## [RECORDS SHOWN]
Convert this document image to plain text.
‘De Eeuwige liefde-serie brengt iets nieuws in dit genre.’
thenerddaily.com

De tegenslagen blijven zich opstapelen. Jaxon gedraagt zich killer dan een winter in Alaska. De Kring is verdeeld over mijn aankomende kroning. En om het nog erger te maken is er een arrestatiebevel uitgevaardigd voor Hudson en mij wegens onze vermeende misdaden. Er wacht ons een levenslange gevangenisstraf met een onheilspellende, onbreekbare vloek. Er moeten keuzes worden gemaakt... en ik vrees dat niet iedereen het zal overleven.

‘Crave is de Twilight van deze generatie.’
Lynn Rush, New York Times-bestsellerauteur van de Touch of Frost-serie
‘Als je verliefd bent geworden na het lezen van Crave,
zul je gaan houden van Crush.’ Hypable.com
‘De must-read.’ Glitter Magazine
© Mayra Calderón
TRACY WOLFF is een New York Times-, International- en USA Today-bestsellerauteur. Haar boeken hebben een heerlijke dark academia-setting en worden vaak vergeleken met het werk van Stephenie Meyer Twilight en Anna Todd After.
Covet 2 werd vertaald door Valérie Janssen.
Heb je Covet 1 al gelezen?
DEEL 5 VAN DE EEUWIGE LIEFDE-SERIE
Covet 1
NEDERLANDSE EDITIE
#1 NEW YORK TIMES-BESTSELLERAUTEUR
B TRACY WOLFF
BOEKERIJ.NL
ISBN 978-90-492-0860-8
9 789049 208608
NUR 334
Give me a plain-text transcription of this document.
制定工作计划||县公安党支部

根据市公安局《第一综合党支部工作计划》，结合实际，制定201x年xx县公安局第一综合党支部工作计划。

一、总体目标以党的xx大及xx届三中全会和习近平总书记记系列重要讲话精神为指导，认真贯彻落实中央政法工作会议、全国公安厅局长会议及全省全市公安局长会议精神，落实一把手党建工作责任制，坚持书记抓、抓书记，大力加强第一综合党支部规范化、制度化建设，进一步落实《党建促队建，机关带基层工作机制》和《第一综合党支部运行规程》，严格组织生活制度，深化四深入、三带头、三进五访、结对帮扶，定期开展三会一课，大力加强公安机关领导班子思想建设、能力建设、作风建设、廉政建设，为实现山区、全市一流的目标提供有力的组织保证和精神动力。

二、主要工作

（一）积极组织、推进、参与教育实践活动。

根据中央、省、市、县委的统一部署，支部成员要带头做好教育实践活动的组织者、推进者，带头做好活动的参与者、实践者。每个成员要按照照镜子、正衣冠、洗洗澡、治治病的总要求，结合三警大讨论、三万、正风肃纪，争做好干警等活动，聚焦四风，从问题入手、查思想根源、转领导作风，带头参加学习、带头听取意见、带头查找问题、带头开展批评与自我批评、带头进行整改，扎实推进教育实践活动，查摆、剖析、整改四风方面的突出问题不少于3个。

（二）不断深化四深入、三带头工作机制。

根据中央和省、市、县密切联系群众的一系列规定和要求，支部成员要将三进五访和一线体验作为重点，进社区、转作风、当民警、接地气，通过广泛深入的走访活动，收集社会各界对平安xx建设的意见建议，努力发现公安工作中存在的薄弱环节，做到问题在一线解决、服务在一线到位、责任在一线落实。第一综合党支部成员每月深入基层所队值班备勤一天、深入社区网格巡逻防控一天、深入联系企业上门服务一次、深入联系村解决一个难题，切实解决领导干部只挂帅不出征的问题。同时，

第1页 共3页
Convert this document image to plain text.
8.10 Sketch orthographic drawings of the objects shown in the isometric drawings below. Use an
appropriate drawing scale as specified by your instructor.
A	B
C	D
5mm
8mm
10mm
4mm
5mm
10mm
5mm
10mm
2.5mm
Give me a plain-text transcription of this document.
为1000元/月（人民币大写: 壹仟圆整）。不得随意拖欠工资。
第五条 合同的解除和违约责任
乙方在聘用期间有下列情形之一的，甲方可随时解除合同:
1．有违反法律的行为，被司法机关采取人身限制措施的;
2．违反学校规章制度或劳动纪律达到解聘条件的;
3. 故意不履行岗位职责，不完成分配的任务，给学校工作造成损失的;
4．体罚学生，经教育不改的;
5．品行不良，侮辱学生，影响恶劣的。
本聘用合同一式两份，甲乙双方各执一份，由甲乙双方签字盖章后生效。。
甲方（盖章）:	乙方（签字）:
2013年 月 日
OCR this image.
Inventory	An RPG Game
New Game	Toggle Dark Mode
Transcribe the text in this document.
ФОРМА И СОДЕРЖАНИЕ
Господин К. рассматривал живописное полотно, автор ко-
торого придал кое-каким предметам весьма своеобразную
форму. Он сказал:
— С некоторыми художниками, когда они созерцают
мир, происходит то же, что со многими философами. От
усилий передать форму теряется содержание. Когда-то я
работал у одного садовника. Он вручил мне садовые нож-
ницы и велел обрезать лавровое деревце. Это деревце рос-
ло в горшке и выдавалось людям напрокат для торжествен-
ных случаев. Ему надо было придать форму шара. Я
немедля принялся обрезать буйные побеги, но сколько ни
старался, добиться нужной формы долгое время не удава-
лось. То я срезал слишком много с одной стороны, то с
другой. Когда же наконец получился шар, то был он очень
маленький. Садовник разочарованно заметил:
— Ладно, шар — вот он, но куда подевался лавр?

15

## [EXERCISE TASK]
Give back exactly the lines from the one containing "OCR this image." to the end of the material, both ends included.

## [WRITTEN RESPONSE]
OCR this image.
Inventory	An RPG Game
New Game	Toggle Dark Mode
Transcribe the text in this document.
ФОРМА И СОДЕРЖАНИЕ
Господин К. рассматривал живописное полотно, автор ко-
торого придал кое-каким предметам весьма своеобразную
форму. Он сказал:
— С некоторыми художниками, когда они созерцают
мир, происходит то же, что со многими философами. От
усилий передать форму теряется содержание. Когда-то я
работал у одного садовника. Он вручил мне садовые нож-
ницы и велел обрезать лавровое деревце. Это деревце рос-
ло в горшке и выдавалось людям напрокат для торжествен-
ных случаев. Ему надо было придать форму шара. Я
немедля принялся обрезать буйные побеги, но сколько ни
старался, добиться нужной формы долгое время не удава-
лось. То я срезал слишком много с одной стороны, то с
другой. Когда же наконец получился шар, то был он очень
маленький. Садовник разочарованно заметил:
— Ладно, шар — вот он, но куда подевался лавр?

15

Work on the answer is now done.